Extracted material:

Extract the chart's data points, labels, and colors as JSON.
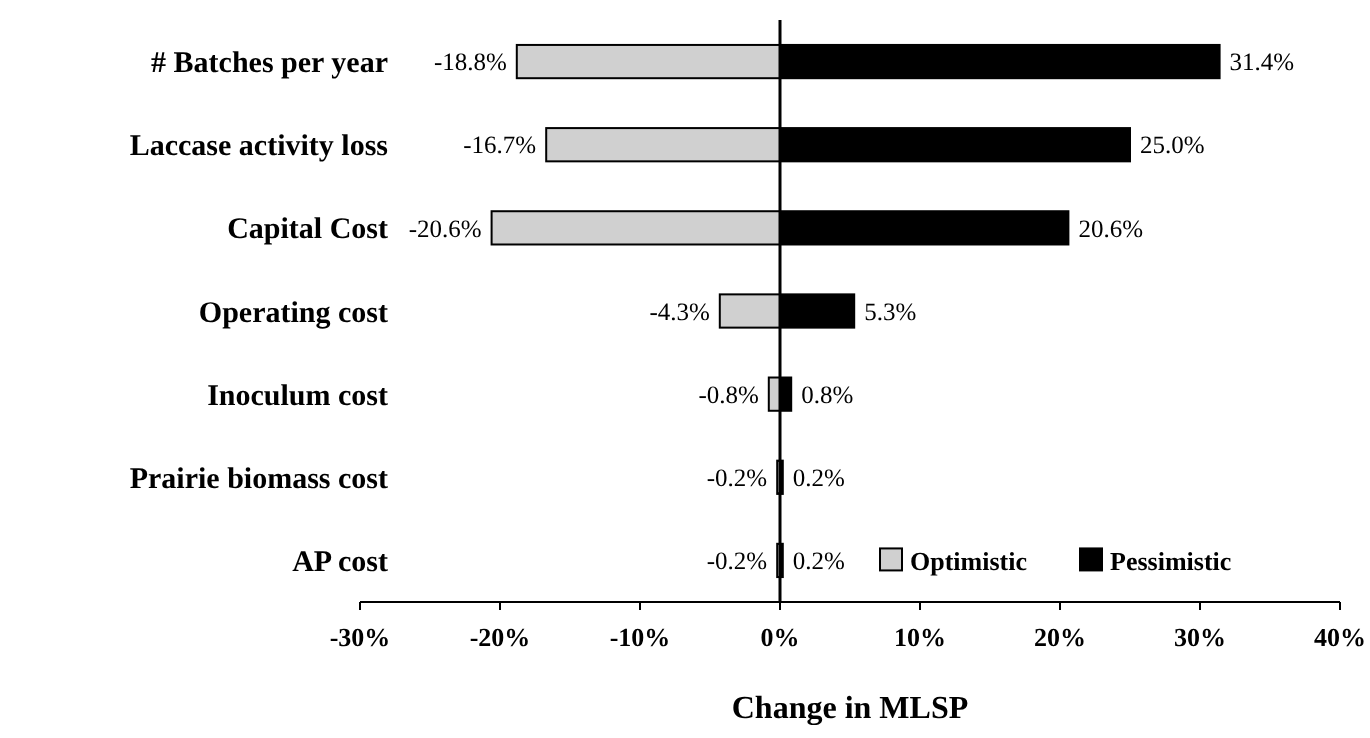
{
  "chart_data": {
    "type": "bar",
    "orientation": "horizontal",
    "stacked": true,
    "xlabel": "Change in MLSP",
    "categories": [
      "# Batches per year",
      "Laccase activity loss",
      "Capital Cost",
      "Operating cost",
      "Inoculum cost",
      "Prairie biomass cost",
      "AP cost"
    ],
    "series": [
      {
        "name": "Optimistic",
        "color": "#d0d0d0",
        "values": [
          -18.8,
          -16.7,
          -20.6,
          -4.3,
          -0.8,
          -0.2,
          -0.2
        ],
        "value_labels": [
          "-18.8%",
          "-16.7%",
          "-20.6%",
          "-4.3%",
          "-0.8%",
          "-0.2%",
          "-0.2%"
        ]
      },
      {
        "name": "Pessimistic",
        "color": "#000000",
        "values": [
          31.4,
          25.0,
          20.6,
          5.3,
          0.8,
          0.2,
          0.2
        ],
        "value_labels": [
          "31.4%",
          "25.0%",
          "20.6%",
          "5.3%",
          "0.8%",
          "0.2%",
          "0.2%"
        ]
      }
    ],
    "xlim": [
      -30,
      40
    ],
    "xticks": [
      {
        "value": -30,
        "label": "-30%"
      },
      {
        "value": -20,
        "label": "-20%"
      },
      {
        "value": -10,
        "label": "-10%"
      },
      {
        "value": 0,
        "label": "0%"
      },
      {
        "value": 10,
        "label": "10%"
      },
      {
        "value": 20,
        "label": "20%"
      },
      {
        "value": 30,
        "label": "30%"
      },
      {
        "value": 40,
        "label": "40%"
      }
    ],
    "legend": "bottom right"
  }
}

What is required:
Go through the listing above and write it out again exactly, dropping the pictures.

The output:
Extract the chart's data points, labels, and colors as JSON.
{
  "chart_data": {
    "type": "bar",
    "orientation": "horizontal",
    "stacked": true,
    "xlabel": "Change in MLSP",
    "categories": [
      "# Batches per year",
      "Laccase activity loss",
      "Capital Cost",
      "Operating cost",
      "Inoculum cost",
      "Prairie biomass cost",
      "AP cost"
    ],
    "series": [
      {
        "name": "Optimistic",
        "color": "#d0d0d0",
        "values": [
          -18.8,
          -16.7,
          -20.6,
          -4.3,
          -0.8,
          -0.2,
          -0.2
        ],
        "value_labels": [
          "-18.8%",
          "-16.7%",
          "-20.6%",
          "-4.3%",
          "-0.8%",
          "-0.2%",
          "-0.2%"
        ]
      },
      {
        "name": "Pessimistic",
        "color": "#000000",
        "values": [
          31.4,
          25.0,
          20.6,
          5.3,
          0.8,
          0.2,
          0.2
        ],
        "value_labels": [
          "31.4%",
          "25.0%",
          "20.6%",
          "5.3%",
          "0.8%",
          "0.2%",
          "0.2%"
        ]
      }
    ],
    "xlim": [
      -30,
      40
    ],
    "xticks": [
      {
        "value": -30,
        "label": "-30%"
      },
      {
        "value": -20,
        "label": "-20%"
      },
      {
        "value": -10,
        "label": "-10%"
      },
      {
        "value": 0,
        "label": "0%"
      },
      {
        "value": 10,
        "label": "10%"
      },
      {
        "value": 20,
        "label": "20%"
      },
      {
        "value": 30,
        "label": "30%"
      },
      {
        "value": 40,
        "label": "40%"
      }
    ],
    "legend": "bottom right"
  }
}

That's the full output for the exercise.